═════ FRAGMENTO DE TEXTO
El compositor había estrenado una primera versión en 2018 en Hamburgo (para el bicemtenario de la publicación de la novela) que fue revisada y adaptada ahora expresamente para la ópera de Gelsenkirchen. Dvořák la había creado sobre la base de la música incidental que compusiera en 2014 para el Teatro de Basilea. Así es fácil entender cómo surgió esta estructura que parece un poco retorcida. Actualmente el Teatro de Basilea ha subido a cartel Los cuentos de Andersen, con música del estadounidense Jherek Bischoff (Sacramento/California, 1979) y libreto del propio Dvořák.
El relato del monstruo es ilustrado a través de dieciséis imágenes que representan sendos lugares diferentes de Europa, hasta el Polo Norte. Los parajes son creados en la mente de los espectadores por el lenguaje y los inusuales atuendos, a veces incluso grotescos, de la vestuarista chileno-alemana Rebekka Dornhege Reyes, mientras los decorados sobre el escenario (el hemiciclo antes mencionado) permanecen inmutables.
Los textos de Dvořák, cantados, declamados y recitados, son de un poder narrativo tan intenso que el público atónito, completamente atrapado por la trama, podría muy bien imaginar las diferentes situaciones cerrando los ojos y escuchando las voces junto con la sugestiva y apuntalante música, como la de una banda sonora cinematográfica.
══════════
═════ MATERIAL PROPORCIONADO
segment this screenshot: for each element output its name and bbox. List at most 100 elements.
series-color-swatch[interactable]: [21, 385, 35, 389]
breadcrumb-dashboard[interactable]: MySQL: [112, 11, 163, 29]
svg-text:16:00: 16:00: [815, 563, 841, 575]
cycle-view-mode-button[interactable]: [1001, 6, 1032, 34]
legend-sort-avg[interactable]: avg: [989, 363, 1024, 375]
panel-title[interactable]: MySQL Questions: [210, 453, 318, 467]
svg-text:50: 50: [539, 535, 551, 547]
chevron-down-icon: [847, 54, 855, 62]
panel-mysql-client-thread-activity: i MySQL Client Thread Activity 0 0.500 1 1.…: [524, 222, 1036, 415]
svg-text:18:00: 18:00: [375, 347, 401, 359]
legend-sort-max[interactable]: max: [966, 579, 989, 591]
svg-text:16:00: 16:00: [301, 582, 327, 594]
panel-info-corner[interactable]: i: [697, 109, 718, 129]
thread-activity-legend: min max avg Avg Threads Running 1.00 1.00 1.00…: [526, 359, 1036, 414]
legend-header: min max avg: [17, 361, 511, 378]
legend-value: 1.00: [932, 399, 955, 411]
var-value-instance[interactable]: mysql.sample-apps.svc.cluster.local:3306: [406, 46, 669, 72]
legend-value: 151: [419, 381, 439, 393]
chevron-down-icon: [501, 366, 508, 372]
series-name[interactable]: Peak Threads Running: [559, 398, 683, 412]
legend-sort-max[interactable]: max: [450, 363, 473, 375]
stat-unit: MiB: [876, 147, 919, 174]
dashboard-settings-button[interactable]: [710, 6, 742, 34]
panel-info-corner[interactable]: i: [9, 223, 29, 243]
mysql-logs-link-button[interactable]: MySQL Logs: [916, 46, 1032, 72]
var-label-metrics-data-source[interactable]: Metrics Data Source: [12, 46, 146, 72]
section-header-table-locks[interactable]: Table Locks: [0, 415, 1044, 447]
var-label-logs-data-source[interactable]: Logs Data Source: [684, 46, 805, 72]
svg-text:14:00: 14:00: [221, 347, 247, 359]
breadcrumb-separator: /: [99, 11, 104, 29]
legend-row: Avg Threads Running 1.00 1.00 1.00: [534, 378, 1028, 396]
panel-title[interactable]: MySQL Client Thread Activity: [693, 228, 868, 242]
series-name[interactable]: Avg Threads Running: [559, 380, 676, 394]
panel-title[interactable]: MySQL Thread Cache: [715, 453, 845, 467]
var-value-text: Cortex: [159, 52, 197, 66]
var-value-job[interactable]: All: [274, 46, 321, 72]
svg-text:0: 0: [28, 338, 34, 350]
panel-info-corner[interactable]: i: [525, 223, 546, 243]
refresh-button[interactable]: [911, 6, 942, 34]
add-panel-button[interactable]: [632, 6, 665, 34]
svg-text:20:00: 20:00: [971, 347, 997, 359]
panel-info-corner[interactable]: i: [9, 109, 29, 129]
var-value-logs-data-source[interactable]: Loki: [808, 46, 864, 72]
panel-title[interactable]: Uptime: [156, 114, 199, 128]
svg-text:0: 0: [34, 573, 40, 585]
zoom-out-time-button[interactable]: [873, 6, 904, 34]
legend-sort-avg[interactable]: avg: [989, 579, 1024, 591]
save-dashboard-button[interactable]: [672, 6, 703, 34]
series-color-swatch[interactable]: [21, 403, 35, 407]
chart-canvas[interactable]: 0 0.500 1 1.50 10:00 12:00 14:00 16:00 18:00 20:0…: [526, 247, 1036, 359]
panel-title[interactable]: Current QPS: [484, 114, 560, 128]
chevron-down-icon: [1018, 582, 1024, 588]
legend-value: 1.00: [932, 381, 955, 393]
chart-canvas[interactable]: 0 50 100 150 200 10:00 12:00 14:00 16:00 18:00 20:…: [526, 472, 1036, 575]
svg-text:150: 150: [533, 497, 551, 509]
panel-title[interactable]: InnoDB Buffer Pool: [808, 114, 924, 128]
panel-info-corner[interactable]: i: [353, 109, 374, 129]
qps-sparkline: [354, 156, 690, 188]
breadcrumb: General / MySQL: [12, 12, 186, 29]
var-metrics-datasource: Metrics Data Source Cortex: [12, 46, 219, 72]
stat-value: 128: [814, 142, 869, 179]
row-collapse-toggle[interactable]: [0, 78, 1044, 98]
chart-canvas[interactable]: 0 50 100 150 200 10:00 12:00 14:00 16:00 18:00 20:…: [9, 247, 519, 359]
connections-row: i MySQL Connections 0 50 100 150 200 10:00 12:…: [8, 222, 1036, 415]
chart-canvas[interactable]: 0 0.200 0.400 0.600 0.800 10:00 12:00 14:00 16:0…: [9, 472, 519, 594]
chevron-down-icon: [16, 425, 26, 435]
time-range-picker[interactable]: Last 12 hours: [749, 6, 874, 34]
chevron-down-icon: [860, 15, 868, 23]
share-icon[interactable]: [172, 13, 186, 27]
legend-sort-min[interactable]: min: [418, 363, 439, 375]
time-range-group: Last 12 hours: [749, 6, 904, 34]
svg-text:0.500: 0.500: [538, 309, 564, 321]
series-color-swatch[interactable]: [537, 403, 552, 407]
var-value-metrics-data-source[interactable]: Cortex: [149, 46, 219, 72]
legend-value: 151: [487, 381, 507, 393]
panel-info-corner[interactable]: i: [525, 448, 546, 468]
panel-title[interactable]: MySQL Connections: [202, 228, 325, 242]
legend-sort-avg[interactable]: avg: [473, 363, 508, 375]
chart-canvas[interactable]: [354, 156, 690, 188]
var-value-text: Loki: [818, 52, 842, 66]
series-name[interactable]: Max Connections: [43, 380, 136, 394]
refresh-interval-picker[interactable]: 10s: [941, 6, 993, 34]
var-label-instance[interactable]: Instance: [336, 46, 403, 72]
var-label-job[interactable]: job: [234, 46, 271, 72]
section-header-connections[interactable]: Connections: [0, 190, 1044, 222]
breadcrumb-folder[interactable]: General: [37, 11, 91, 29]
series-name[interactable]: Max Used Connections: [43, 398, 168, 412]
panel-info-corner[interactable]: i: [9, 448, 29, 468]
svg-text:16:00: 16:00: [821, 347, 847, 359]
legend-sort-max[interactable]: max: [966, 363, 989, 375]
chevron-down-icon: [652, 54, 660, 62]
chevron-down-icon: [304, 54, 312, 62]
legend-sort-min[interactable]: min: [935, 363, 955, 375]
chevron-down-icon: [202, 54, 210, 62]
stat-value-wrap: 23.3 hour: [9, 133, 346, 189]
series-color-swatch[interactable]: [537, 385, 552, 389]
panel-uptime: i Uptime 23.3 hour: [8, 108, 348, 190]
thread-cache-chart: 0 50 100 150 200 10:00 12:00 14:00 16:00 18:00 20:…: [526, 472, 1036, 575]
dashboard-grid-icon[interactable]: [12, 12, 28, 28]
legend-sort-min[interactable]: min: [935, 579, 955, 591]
══════════
### ACTIVIDAD A
Conteste con brevedad, según el fragmento sobre la ópera de Gelsenkirchen:
(i) ¿Dónde y en qué año se estrenó la primera versión de la obra?
(ii) ¿Sobre qué base creó Dvořák esa obra?
(iii) ¿Cuántas imágenes ilustran el relato del monstruo?
### ACTIVIDAD B
Explique, en una a tres oraciones y a partir de lo que dice el fragmento sobre la ópera de Gelsenkirchen, por qué el público podría imaginar las diferentes situaciones con los ojos cerrados.
### ACTIVIDAD C
Prosiga el fragmento sobre la ópera de Gelsenkirchen a partir de su última oración.

### RESPUESTA A
(i) En Hamburgo, en 2018.
(ii) Sobre la música incidental compuesta en 2014 para el Teatro de Basilea.
(iii) Dieciséis.

### RESPUESTA B
Los textos de Dvořák, cantados, declamados y recitados, tienen un poder narrativo tan intenso que el público queda completamente atrapado por la trama. Por eso le bastaría escuchar las voces junto con la música, sugestiva y apuntalante como una banda sonora cinematográfica, para imaginar cada situación.

### RESPUESTA C
Brillante, en este sentido, fue el trabajo de Betta desde el foso al frente de la Neue Philharmonie Westfalen, interpretando con escrupulosa precisión la partitura. Lo que falta, con muy pocas excepciones, son arias genuinas, dúos e intervenciones vocales conjuntas, aunque sin duda la idea de la utilización de un coro de cámara como espejo de Frankenstein resultó excelente. Los papeles femeninos, bellamente encarnados por la soprano Bele Kumberger (Elisabeth Delacey) y la mezzosoprano japonesa Rina Hirayama (la niñera Justine), ofrecen los pocos momentos de arias líricas que definitivamente se echan de menos aquí.
El voyerismo es inevitable. Para mostrar la época crucial en la que vivió la autora de la novela fueron varias veces diseccionados cadáveres sobre el escenario. De ahí la elección de un aula como las utilizadas en los cursos de anatomía. Con su espacio cerrado el auditorio parece también el ruedo de una plaza de toros e incluso una prisión. Es en ella que tiene lugar la terrible y escalofriante confrontación entre Viktor y su engendro, cuando éste le dice que no quiere quedarse solo y que necesita asimismo una compañera con la que compartir su vida (y, lo que sería peor aún, multiplicarse).
La sala sigue con suma expectación y comparte con extrema emoción cada uno de los acontecimientos que se desarrollan sobre tablas, inspirados en aquella novela de horror de más de 200 años de antigüedad, una de las más famosas de la literatura romántica y fantástica, escrita en Ginebra en el verano de 1816.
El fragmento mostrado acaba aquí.